── Records

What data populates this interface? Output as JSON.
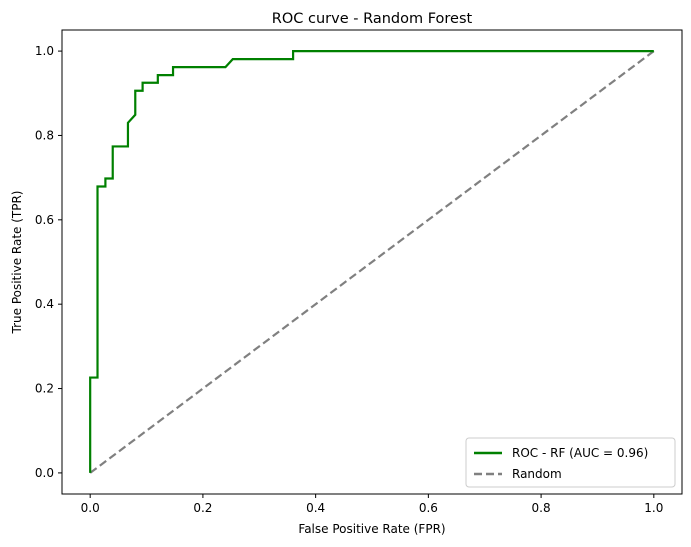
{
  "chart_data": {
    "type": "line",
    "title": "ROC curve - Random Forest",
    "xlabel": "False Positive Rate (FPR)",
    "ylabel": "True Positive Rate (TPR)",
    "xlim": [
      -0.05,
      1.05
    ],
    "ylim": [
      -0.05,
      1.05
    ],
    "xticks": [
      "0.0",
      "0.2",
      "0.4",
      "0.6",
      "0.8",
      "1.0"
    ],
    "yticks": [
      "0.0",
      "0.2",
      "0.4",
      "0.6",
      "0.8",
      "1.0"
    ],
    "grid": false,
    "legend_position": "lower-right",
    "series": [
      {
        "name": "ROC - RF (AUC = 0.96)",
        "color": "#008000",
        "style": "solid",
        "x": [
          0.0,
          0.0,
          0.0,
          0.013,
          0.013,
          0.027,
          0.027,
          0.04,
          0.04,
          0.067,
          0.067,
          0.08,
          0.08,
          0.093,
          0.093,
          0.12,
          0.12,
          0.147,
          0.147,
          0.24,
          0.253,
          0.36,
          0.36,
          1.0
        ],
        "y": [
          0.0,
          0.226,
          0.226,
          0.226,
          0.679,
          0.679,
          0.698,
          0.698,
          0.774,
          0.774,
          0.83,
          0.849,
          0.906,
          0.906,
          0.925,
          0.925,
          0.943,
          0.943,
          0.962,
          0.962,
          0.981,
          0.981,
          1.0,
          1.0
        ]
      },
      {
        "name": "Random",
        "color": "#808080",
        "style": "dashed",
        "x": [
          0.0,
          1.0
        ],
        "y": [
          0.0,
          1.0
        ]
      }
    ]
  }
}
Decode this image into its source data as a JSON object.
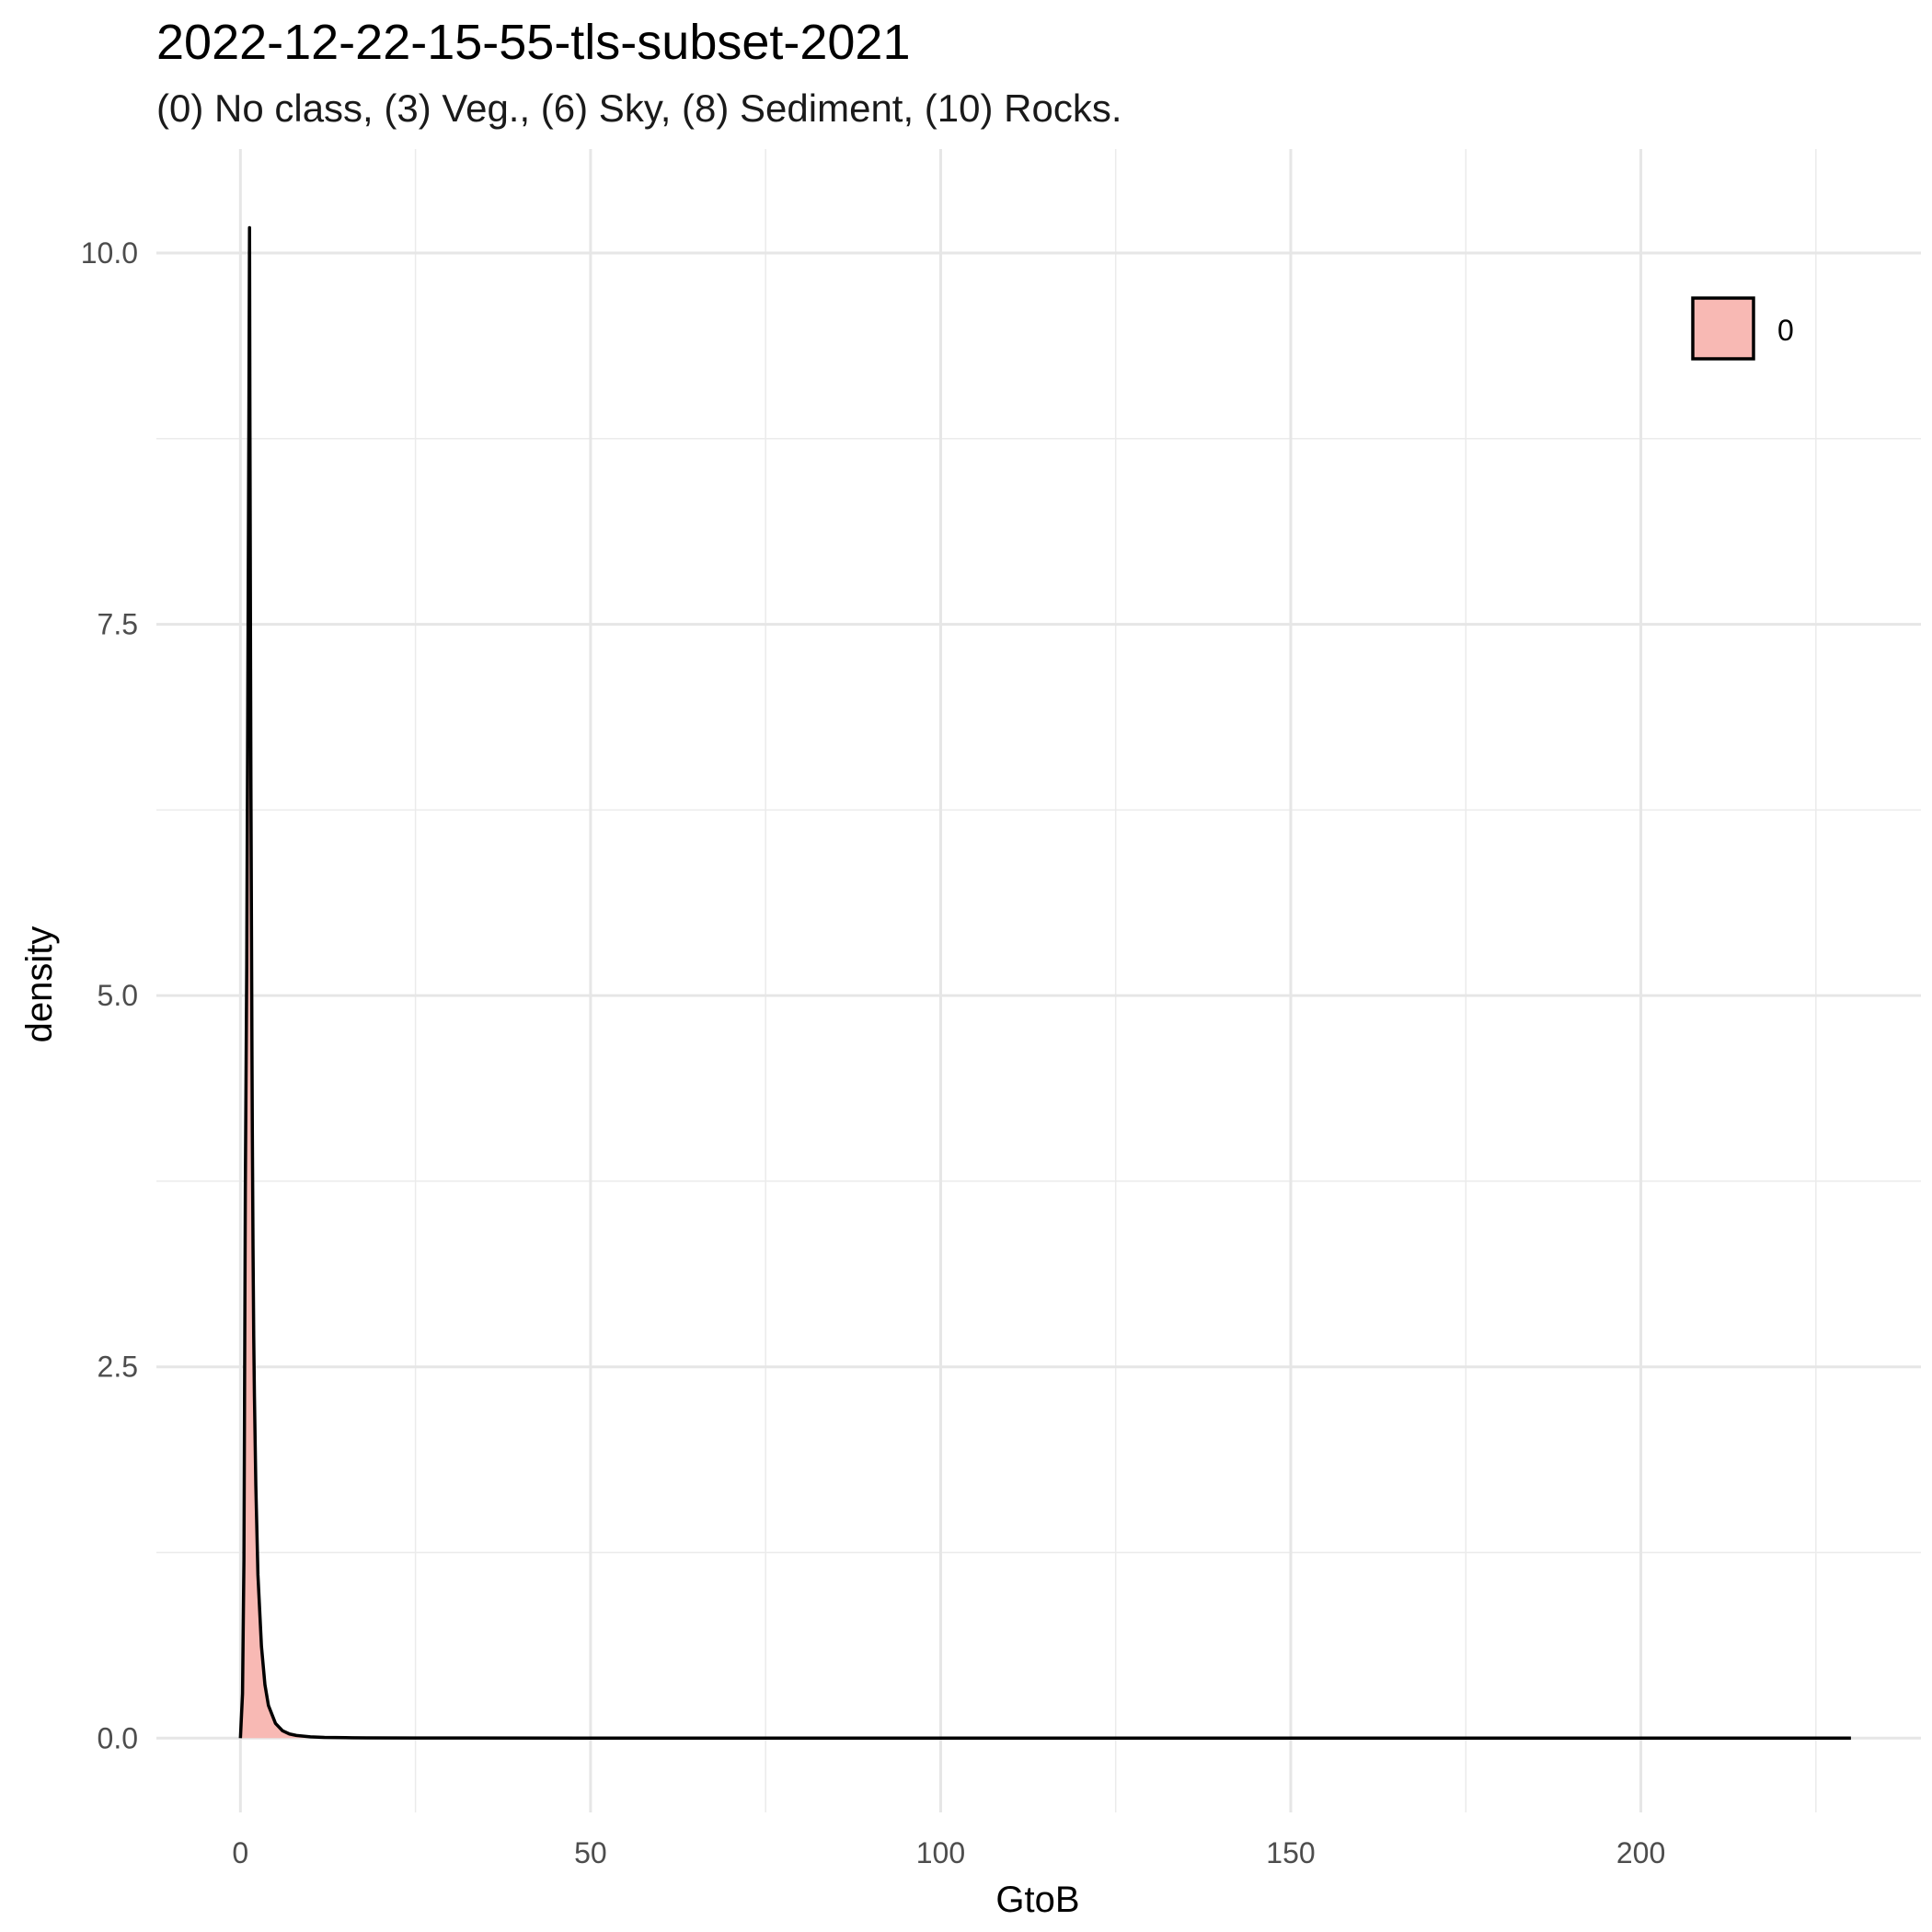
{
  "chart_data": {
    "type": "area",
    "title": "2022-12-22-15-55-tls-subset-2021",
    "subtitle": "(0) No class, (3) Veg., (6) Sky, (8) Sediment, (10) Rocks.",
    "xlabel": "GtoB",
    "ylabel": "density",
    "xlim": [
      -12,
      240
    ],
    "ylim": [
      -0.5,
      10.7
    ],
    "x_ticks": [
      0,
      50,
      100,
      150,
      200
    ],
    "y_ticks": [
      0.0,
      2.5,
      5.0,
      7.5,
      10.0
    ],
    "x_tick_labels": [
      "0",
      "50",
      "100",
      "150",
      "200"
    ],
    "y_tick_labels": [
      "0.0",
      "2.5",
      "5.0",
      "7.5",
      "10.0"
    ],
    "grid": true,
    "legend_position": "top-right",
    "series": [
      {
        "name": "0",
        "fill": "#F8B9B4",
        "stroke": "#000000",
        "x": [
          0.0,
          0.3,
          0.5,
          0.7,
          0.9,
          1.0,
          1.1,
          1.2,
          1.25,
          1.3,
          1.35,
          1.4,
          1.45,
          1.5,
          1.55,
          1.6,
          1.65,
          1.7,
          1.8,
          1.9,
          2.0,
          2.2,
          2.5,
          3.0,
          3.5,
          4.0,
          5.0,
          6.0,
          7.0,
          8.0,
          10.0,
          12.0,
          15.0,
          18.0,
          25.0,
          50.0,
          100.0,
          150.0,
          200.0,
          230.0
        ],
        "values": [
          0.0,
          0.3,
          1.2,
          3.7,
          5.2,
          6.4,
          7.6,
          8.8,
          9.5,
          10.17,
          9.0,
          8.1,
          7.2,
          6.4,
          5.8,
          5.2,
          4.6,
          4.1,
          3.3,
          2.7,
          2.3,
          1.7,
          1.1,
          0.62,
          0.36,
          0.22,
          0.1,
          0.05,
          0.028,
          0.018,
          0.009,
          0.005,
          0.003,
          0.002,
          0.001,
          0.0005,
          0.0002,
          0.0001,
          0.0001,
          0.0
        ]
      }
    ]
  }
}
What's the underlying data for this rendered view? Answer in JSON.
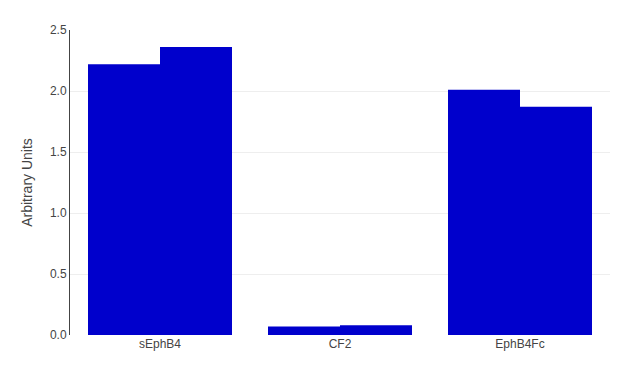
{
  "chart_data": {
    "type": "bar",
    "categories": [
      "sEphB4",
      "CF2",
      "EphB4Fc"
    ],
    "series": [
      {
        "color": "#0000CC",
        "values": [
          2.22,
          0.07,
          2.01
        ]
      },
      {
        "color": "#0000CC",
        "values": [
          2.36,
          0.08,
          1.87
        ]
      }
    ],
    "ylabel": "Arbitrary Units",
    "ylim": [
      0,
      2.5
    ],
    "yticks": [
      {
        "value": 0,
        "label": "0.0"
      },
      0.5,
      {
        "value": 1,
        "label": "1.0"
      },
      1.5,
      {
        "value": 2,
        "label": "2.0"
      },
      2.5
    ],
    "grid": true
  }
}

────

Leave the pictures out, and transcribe each of the records exactly.

What data populates this interface? Output as JSON.
{
  "chart_data": {
    "type": "line",
    "title": "ROC curve - Random Forest",
    "xlabel": "False Positive Rate (FPR)",
    "ylabel": "True Positive Rate (TPR)",
    "xlim": [
      -0.05,
      1.05
    ],
    "ylim": [
      -0.05,
      1.05
    ],
    "xticks": [
      "0.0",
      "0.2",
      "0.4",
      "0.6",
      "0.8",
      "1.0"
    ],
    "yticks": [
      "0.0",
      "0.2",
      "0.4",
      "0.6",
      "0.8",
      "1.0"
    ],
    "grid": false,
    "legend_position": "lower-right",
    "series": [
      {
        "name": "ROC - RF (AUC = 0.96)",
        "color": "#008000",
        "style": "solid",
        "x": [
          0.0,
          0.0,
          0.0,
          0.013,
          0.013,
          0.027,
          0.027,
          0.04,
          0.04,
          0.067,
          0.067,
          0.08,
          0.08,
          0.093,
          0.093,
          0.12,
          0.12,
          0.147,
          0.147,
          0.24,
          0.253,
          0.36,
          0.36,
          1.0
        ],
        "y": [
          0.0,
          0.226,
          0.226,
          0.226,
          0.679,
          0.679,
          0.698,
          0.698,
          0.774,
          0.774,
          0.83,
          0.849,
          0.906,
          0.906,
          0.925,
          0.925,
          0.943,
          0.943,
          0.962,
          0.962,
          0.981,
          0.981,
          1.0,
          1.0
        ]
      },
      {
        "name": "Random",
        "color": "#808080",
        "style": "dashed",
        "x": [
          0.0,
          1.0
        ],
        "y": [
          0.0,
          1.0
        ]
      }
    ]
  }
}
Decode this image into its source data as a JSON object.
{
  "chart_data": {
    "type": "area",
    "title": "2022-12-22-15-55-tls-subset-2021",
    "subtitle": "(0) No class, (3) Veg., (6) Sky, (8) Sediment, (10) Rocks.",
    "xlabel": "GtoB",
    "ylabel": "density",
    "xlim": [
      -12,
      240
    ],
    "ylim": [
      -0.5,
      10.7
    ],
    "x_ticks": [
      0,
      50,
      100,
      150,
      200
    ],
    "y_ticks": [
      0.0,
      2.5,
      5.0,
      7.5,
      10.0
    ],
    "x_tick_labels": [
      "0",
      "50",
      "100",
      "150",
      "200"
    ],
    "y_tick_labels": [
      "0.0",
      "2.5",
      "5.0",
      "7.5",
      "10.0"
    ],
    "grid": true,
    "legend_position": "top-right",
    "series": [
      {
        "name": "0",
        "fill": "#F8B9B4",
        "stroke": "#000000",
        "x": [
          0.0,
          0.3,
          0.5,
          0.7,
          0.9,
          1.0,
          1.1,
          1.2,
          1.25,
          1.3,
          1.35,
          1.4,
          1.45,
          1.5,
          1.55,
          1.6,
          1.65,
          1.7,
          1.8,
          1.9,
          2.0,
          2.2,
          2.5,
          3.0,
          3.5,
          4.0,
          5.0,
          6.0,
          7.0,
          8.0,
          10.0,
          12.0,
          15.0,
          18.0,
          25.0,
          50.0,
          100.0,
          150.0,
          200.0,
          230.0
        ],
        "values": [
          0.0,
          0.3,
          1.2,
          3.7,
          5.2,
          6.4,
          7.6,
          8.8,
          9.5,
          10.17,
          9.0,
          8.1,
          7.2,
          6.4,
          5.8,
          5.2,
          4.6,
          4.1,
          3.3,
          2.7,
          2.3,
          1.7,
          1.1,
          0.62,
          0.36,
          0.22,
          0.1,
          0.05,
          0.028,
          0.018,
          0.009,
          0.005,
          0.003,
          0.002,
          0.001,
          0.0005,
          0.0002,
          0.0001,
          0.0001,
          0.0
        ]
      }
    ]
  }
}
What's the underlying data for this rendered view? Answer in JSON.
{
  "chart_data": {
    "type": "bar",
    "categories": [
      "sEphB4",
      "CF2",
      "EphB4Fc"
    ],
    "series": [
      {
        "color": "#0000CC",
        "values": [
          2.22,
          0.07,
          2.01
        ]
      },
      {
        "color": "#0000CC",
        "values": [
          2.36,
          0.08,
          1.87
        ]
      }
    ],
    "ylabel": "Arbitrary Units",
    "ylim": [
      0,
      2.5
    ],
    "yticks": [
      {
        "value": 0,
        "label": "0.0"
      },
      0.5,
      {
        "value": 1,
        "label": "1.0"
      },
      1.5,
      {
        "value": 2,
        "label": "2.0"
      },
      2.5
    ],
    "grid": true
  }
}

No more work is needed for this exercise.